(begin)

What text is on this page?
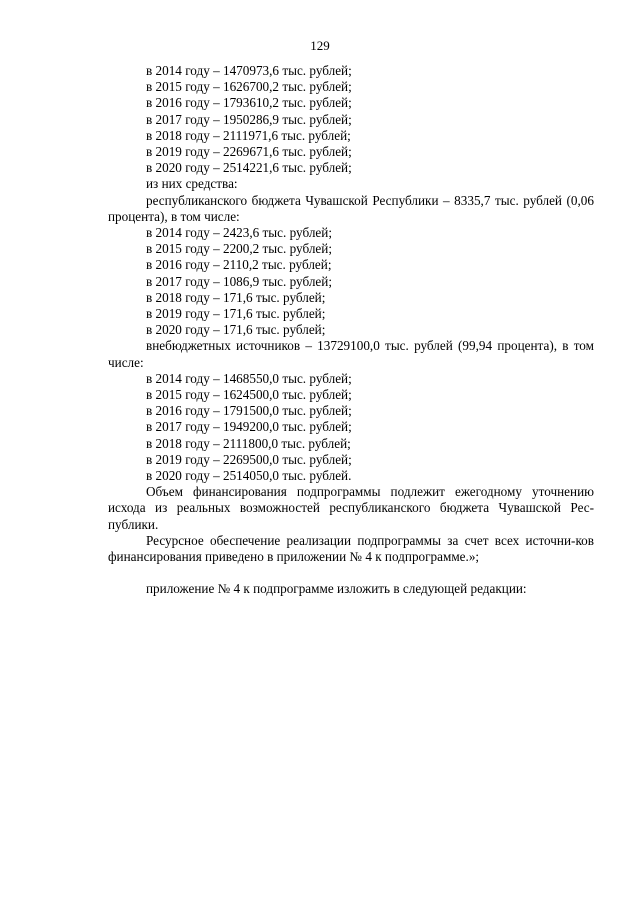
129
в 2014 году – 1470973,6 тыс. рублей;
в 2015 году – 1626700,2 тыс. рублей;
в 2016 году – 1793610,2 тыс. рублей;
в 2017 году – 1950286,9 тыс. рублей;
в 2018 году – 2111971,6 тыс. рублей;
в 2019 году – 2269671,6 тыс. рублей;
в 2020 году – 2514221,6 тыс. рублей;
из них средства:

республиканского бюджета Чувашской Республики – 8335,7 тыс. рублей (0,06 процента), в том числе:

в 2014 году – 2423,6 тыс. рублей;
в 2015 году – 2200,2 тыс. рублей;
в 2016 году – 2110,2 тыс. рублей;
в 2017 году – 1086,9 тыс. рублей;
в 2018 году – 171,6 тыс. рублей;
в 2019 году – 171,6 тыс. рублей;
в 2020 году – 171,6 тыс. рублей;

внебюджетных источников – 13729100,0 тыс. рублей (99,94 процента), в том числе:

в 2014 году – 1468550,0 тыс. рублей;
в 2015 году – 1624500,0 тыс. рублей;
в 2016 году – 1791500,0 тыс. рублей;
в 2017 году – 1949200,0 тыс. рублей;
в 2018 году – 2111800,0 тыс. рублей;
в 2019 году – 2269500,0 тыс. рублей;
в 2020 году – 2514050,0 тыс. рублей.

Объем финансирования подпрограммы подлежит ежегодному уточнению исхода из реальных возможностей республиканского бюджета Чувашской Рес-публики.

Ресурсное обеспечение реализации подпрограммы за счет всех источни-ков финансирования приведено в приложении № 4 к подпрограмме.»;

приложение № 4 к подпрограмме изложить в следующей редакции:
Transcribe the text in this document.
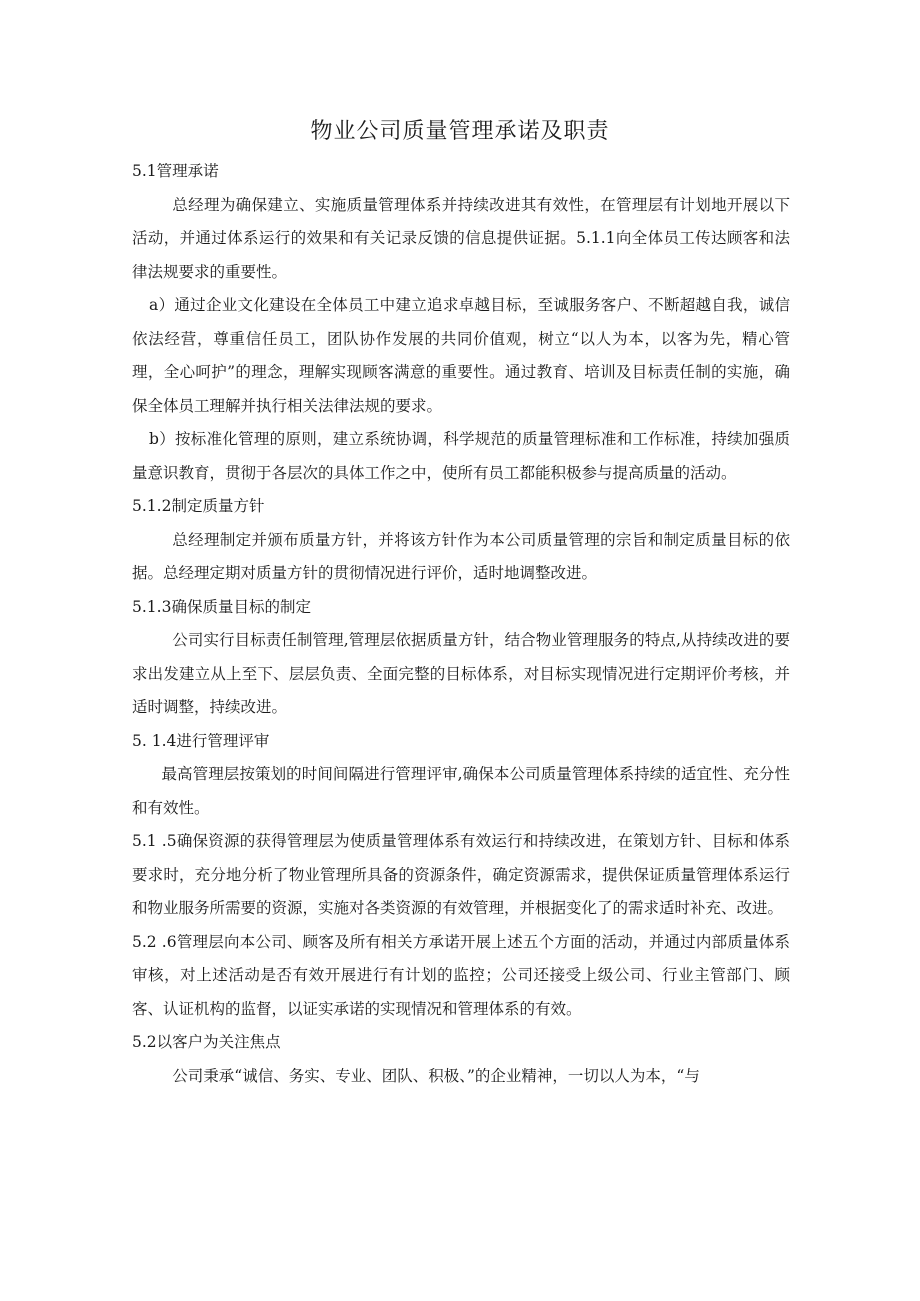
物业公司质量管理承诺及职责

5.1管理承诺

总经理为确保建立、实施质量管理体系并持续改进其有效性，在管理层有计划地开展以下活动，并通过体系运行的效果和有关记录反馈的信息提供证据。5.1.1向全体员工传达顾客和法律法规要求的重要性。

a）通过企业文化建设在全体员工中建立追求卓越目标，至诚服务客户、不断超越自我，诚信依法经营，尊重信任员工，团队协作发展的共同价值观，树立“以人为本，以客为先，精心管理，全心呵护”的理念，理解实现顾客满意的重要性。通过教育、培训及目标责任制的实施，确保全体员工理解并执行相关法律法规的要求。

b）按标准化管理的原则，建立系统协调，科学规范的质量管理标准和工作标准，持续加强质量意识教育，贯彻于各层次的具体工作之中，使所有员工都能积极参与提高质量的活动。

5.1.2制定质量方针

总经理制定并颁布质量方针，并将该方针作为本公司质量管理的宗旨和制定质量目标的依据。总经理定期对质量方针的贯彻情况进行评价，适时地调整改进。

5.1.3确保质量目标的制定

公司实行目标责任制管理,管理层依据质量方针，结合物业管理服务的特点,从持续改进的要求出发建立从上至下、层层负责、全面完整的目标体系，对目标实现情况进行定期评价考核，并适时调整，持续改进。

5. 1.4进行管理评审

最高管理层按策划的时间间隔进行管理评审,确保本公司质量管理体系持续的适宜性、充分性和有效性。

5.1 .5确保资源的获得管理层为使质量管理体系有效运行和持续改进，在策划方针、目标和体系要求时，充分地分析了物业管理所具备的资源条件，确定资源需求，提供保证质量管理体系运行和物业服务所需要的资源，实施对各类资源的有效管理，并根据变化了的需求适时补充、改进。

5.2 .6管理层向本公司、顾客及所有相关方承诺开展上述五个方面的活动，并通过内部质量体系审核，对上述活动是否有效开展进行有计划的监控；公司还接受上级公司、行业主管部门、顾客、认证机构的监督，以证实承诺的实现情况和管理体系的有效。

5.2以客户为关注焦点

公司秉承“诚信、务实、专业、团队、积极、”的企业精神，一切以人为本，“与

(end)

Isolate the lines above that contain the word "республиканского" and copy them.

## [FINISHED ANSWER]
республиканского бюджета Чувашской Республики – 8335,7 тыс. рублей (0,06 процента), в том числе:
Объем финансирования подпрограммы подлежит ежегодному уточнению исхода из реальных возможностей республиканского бюджета Чувашской Рес-публики.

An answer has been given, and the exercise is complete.